TASK DETAILS >> Extract each line bearing the word "rating".

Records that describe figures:

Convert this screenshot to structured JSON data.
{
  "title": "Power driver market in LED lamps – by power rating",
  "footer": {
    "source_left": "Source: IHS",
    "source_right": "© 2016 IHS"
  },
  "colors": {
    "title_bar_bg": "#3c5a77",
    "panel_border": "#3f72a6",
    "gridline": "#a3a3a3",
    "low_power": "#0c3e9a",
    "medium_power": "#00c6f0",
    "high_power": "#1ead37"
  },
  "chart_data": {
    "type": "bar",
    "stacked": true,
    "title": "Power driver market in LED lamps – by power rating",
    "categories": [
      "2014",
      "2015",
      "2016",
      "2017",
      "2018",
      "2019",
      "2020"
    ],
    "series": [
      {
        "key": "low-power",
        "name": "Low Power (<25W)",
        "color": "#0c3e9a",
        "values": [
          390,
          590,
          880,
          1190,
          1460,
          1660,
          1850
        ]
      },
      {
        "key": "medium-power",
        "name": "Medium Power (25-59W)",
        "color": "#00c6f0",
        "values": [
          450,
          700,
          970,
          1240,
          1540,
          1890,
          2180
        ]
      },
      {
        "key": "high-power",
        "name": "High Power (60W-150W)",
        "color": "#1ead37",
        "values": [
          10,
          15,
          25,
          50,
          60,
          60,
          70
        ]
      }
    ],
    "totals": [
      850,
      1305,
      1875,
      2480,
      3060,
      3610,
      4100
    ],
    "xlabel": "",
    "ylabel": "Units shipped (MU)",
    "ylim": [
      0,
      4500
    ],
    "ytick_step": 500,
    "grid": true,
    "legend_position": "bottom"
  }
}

CORRECT ANSWER >>
  "title": "Power driver market in LED lamps – by power rating",
    "title": "Power driver market in LED lamps – by power rating",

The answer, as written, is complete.